Requirements ->
Report the number of lines that include "icon", with no additional text.

Records supplied ->
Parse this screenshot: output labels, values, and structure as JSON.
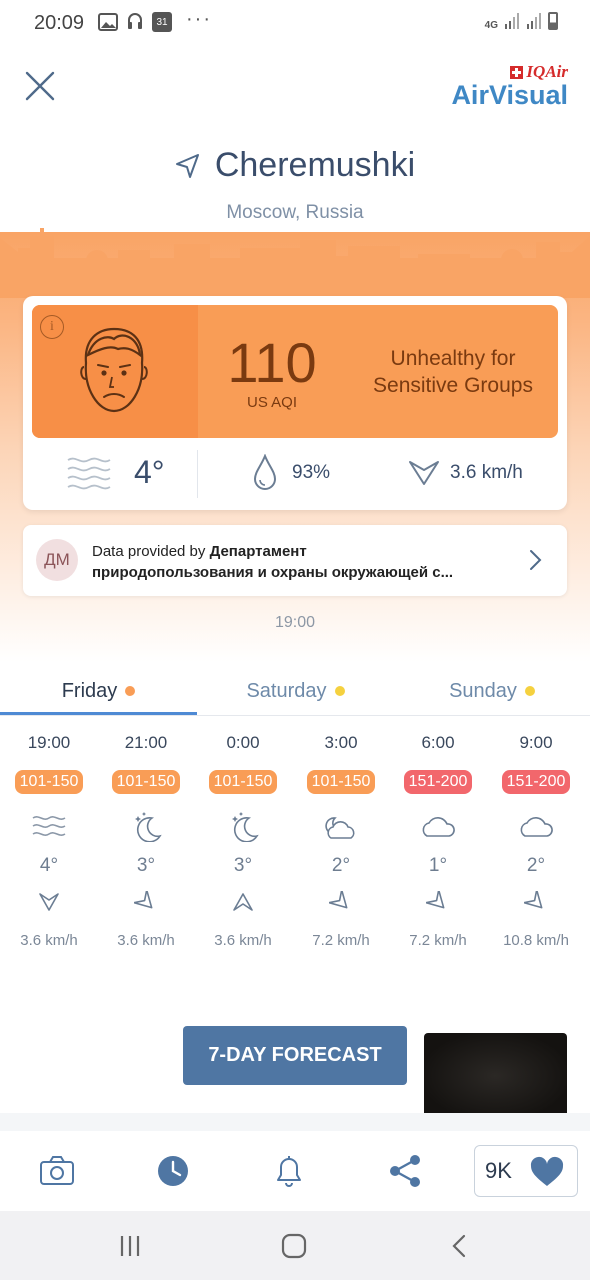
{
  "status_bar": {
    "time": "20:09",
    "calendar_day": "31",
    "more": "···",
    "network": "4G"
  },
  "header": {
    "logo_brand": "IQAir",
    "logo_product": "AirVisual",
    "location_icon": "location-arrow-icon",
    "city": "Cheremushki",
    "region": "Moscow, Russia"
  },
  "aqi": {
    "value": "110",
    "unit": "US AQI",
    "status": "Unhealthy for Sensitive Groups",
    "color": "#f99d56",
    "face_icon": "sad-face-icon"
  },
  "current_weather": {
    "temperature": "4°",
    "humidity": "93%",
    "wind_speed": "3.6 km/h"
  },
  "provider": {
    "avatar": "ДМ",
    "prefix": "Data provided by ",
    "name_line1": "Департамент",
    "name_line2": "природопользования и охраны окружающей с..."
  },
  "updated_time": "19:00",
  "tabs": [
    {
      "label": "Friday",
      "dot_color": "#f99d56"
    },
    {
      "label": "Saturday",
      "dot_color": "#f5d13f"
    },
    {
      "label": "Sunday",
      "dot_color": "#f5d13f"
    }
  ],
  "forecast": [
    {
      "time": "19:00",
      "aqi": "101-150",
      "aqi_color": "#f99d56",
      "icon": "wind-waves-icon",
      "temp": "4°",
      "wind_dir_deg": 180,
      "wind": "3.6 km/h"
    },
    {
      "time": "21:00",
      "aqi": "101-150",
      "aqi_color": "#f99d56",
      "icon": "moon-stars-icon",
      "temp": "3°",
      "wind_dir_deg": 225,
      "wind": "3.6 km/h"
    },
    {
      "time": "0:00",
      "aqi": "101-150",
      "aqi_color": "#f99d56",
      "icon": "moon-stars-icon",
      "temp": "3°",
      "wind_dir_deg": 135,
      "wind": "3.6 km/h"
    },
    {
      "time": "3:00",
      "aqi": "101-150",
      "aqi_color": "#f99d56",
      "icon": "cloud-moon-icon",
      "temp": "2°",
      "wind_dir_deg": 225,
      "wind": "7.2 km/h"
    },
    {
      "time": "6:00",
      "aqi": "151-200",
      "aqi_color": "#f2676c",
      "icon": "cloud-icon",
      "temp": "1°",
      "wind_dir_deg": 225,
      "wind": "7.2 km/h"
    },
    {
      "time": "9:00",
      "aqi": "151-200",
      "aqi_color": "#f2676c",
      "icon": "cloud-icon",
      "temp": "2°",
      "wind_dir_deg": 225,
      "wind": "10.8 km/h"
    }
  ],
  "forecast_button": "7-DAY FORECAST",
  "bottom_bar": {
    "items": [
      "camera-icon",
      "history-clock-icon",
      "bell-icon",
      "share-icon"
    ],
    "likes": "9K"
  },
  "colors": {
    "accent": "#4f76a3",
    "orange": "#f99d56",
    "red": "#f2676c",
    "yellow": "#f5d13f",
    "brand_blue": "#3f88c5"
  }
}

Response ->
12